The records:
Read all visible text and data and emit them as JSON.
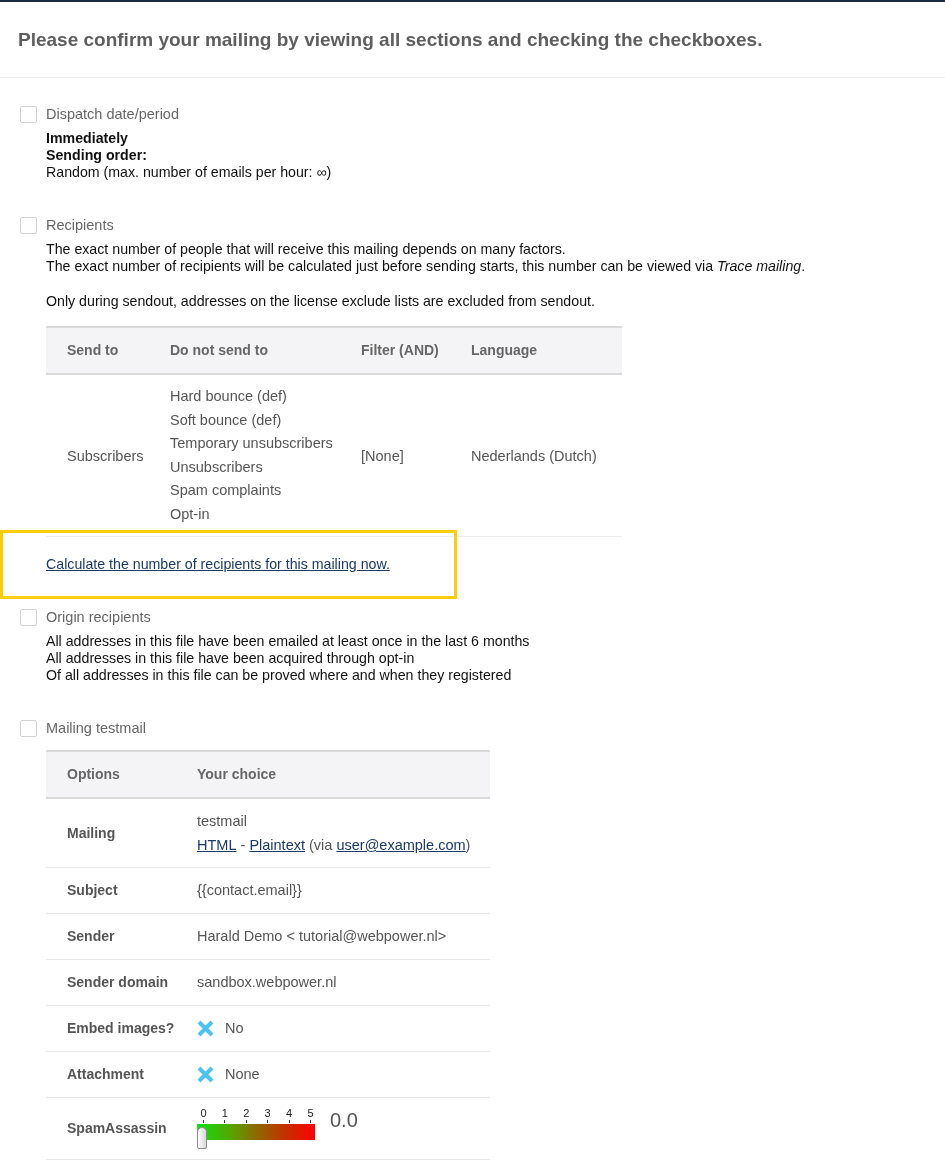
{
  "header": {
    "title": "Please confirm your mailing by viewing all sections and checking the checkboxes."
  },
  "sections": [
    {
      "title": "Dispatch date/period",
      "checked": false,
      "paragraphs": [
        {
          "lines": [
            {
              "text": "Immediately",
              "bold": true
            },
            {
              "text": "Sending order:",
              "bold": true
            },
            {
              "text": "Random (max. number of emails per hour: ∞)",
              "bold": false
            }
          ]
        }
      ]
    },
    {
      "title": "Recipients",
      "checked": false,
      "paragraphs": [
        {
          "lines": [
            {
              "text": "The exact number of people that will receive this mailing depends on many factors.",
              "bold": false
            },
            {
              "text": "The exact number of recipients will be calculated just before sending starts, this number can be viewed via *Trace mailing*.",
              "bold": false
            }
          ]
        },
        {
          "lines": [
            {
              "text": "Only during sendout, addresses on the license exclude lists are excluded from sendout.",
              "bold": false
            }
          ]
        }
      ],
      "recipient_table": {
        "columns": [
          "Send to",
          "Do not send to",
          "Filter (AND)",
          "Language"
        ],
        "rows": [
          {
            "send_to": "Subscribers",
            "do_not_send_to": [
              "Hard bounce (def)",
              "Soft bounce (def)",
              "Temporary unsubscribers",
              "Unsubscribers",
              "Spam complaints",
              "Opt-in"
            ],
            "filter": "[None]",
            "language": "Nederlands (Dutch)"
          }
        ]
      },
      "link": {
        "text": "Calculate the number of recipients for this mailing now.",
        "highlighted": true
      }
    },
    {
      "title": "Origin recipients",
      "checked": false,
      "paragraphs": [
        {
          "lines": [
            {
              "text": "All addresses in this file have been emailed at least once in the last 6 months",
              "bold": false
            },
            {
              "text": "All addresses in this file have been acquired through opt-in",
              "bold": false
            },
            {
              "text": "Of all addresses in this file can be proved where and when they registered",
              "bold": false
            }
          ]
        }
      ]
    },
    {
      "title": "Mailing testmail",
      "checked": false,
      "options_table": {
        "columns": [
          "Options",
          "Your choice"
        ],
        "rows": [
          {
            "label": "Mailing",
            "kind": "links",
            "value": "testmail",
            "parts": [
              {
                "text": "HTML",
                "kind": "link"
              },
              {
                "text": " - ",
                "kind": "text"
              },
              {
                "text": "Plaintext",
                "kind": "link"
              },
              {
                "text": " (via ",
                "kind": "text"
              },
              {
                "text": "user@example.com",
                "kind": "link"
              },
              {
                "text": ")",
                "kind": "text"
              }
            ]
          },
          {
            "label": "Subject",
            "kind": "text",
            "value": "{{contact.email}}"
          },
          {
            "label": "Sender",
            "kind": "text",
            "value": "Harald Demo < tutorial@webpower.nl>"
          },
          {
            "label": "Sender domain",
            "kind": "text",
            "value": "sandbox.webpower.nl"
          },
          {
            "label": "Embed images?",
            "kind": "cross",
            "value": "No"
          },
          {
            "label": "Attachment",
            "kind": "cross",
            "value": "None"
          },
          {
            "label": "SpamAssassin",
            "kind": "meter",
            "scale": [
              "0",
              "1",
              "2",
              "3",
              "4",
              "5"
            ],
            "level": 0,
            "reading": "0.0"
          }
        ]
      }
    }
  ]
}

Aim: Show each line holding the word "will".

Result of the task:
              "text": "The exact number of people that will receive this mailing depends on many factors.",
              "text": "The exact number of recipients will be calculated just before sending starts, this number can be viewed via *Trace mailing*.",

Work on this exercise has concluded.